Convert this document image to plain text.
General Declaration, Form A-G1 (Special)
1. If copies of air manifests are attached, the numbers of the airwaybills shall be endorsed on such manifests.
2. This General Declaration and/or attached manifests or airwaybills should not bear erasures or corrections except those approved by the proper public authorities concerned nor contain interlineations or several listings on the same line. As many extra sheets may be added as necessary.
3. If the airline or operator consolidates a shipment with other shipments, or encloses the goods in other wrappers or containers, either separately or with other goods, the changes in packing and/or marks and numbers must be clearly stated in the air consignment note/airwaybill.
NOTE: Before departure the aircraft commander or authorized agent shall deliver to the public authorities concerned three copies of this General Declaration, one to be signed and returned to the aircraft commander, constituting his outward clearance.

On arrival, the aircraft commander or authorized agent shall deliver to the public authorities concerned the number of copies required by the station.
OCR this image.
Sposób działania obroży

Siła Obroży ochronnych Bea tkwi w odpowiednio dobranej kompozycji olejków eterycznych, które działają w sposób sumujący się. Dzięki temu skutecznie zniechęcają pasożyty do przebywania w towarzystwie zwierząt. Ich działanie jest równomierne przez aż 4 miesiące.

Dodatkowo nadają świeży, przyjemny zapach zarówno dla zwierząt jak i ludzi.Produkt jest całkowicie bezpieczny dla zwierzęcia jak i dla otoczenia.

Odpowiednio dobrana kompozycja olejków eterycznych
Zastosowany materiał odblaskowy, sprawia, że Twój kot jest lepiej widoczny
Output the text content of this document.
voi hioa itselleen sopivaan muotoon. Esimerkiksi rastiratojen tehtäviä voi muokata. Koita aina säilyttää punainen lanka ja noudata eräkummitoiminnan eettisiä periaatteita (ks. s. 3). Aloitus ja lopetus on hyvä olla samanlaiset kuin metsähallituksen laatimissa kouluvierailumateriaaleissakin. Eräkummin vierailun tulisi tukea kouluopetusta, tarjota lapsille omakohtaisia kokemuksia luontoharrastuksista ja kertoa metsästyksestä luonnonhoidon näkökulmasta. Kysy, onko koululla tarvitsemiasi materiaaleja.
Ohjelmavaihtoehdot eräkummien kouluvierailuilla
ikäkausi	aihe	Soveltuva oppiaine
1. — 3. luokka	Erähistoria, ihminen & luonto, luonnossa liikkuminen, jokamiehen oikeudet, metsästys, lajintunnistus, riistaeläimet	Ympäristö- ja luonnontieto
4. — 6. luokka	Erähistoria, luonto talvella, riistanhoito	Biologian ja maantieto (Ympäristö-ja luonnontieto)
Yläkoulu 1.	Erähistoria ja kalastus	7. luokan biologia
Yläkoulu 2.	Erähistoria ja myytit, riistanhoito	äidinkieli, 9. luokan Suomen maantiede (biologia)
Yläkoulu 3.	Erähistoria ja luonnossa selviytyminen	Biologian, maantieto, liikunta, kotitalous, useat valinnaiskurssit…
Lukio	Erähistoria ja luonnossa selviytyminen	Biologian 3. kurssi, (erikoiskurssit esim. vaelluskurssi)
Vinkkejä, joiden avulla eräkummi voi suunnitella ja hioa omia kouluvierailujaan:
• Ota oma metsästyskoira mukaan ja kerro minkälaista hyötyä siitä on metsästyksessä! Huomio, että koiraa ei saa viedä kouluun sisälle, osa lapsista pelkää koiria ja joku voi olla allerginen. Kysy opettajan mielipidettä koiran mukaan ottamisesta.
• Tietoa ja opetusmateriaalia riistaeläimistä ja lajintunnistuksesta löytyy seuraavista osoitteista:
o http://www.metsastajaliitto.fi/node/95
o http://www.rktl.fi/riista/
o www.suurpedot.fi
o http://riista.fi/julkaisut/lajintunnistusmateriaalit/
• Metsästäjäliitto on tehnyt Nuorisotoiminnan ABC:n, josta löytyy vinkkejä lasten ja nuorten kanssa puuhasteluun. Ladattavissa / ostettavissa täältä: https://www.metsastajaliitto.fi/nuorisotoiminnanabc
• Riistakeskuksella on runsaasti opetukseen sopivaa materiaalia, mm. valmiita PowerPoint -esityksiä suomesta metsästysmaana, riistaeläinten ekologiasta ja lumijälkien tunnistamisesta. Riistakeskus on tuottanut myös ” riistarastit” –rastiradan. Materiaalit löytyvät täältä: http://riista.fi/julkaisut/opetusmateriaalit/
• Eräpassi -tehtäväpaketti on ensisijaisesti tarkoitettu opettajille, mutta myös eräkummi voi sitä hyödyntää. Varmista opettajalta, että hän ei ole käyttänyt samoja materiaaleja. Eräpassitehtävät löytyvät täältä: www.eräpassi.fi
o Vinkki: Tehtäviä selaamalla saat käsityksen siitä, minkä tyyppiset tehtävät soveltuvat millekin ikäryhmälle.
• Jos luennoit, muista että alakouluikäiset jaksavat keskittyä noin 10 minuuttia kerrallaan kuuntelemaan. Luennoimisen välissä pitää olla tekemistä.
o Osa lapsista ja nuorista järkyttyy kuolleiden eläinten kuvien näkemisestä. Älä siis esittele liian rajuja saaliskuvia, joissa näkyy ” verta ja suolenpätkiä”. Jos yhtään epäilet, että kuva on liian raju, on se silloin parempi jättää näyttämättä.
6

☆ ☆ ☆ ☆ ☆ ☆ ☆

Whichever lines contain the string "Declaration", select and copy them.

- Exercise result -
General Declaration, Form A-G1 (Special)
2. This General Declaration and/or attached manifests or airwaybills should not bear erasures or corrections except those approved by the proper public authorities concerned nor contain interlineations or several listings on the same line. As many extra sheets may be added as necessary.
NOTE: Before departure the aircraft commander or authorized agent shall deliver to the public authorities concerned three copies of this General Declaration, one to be signed and returned to the aircraft commander, constituting his outward clearance.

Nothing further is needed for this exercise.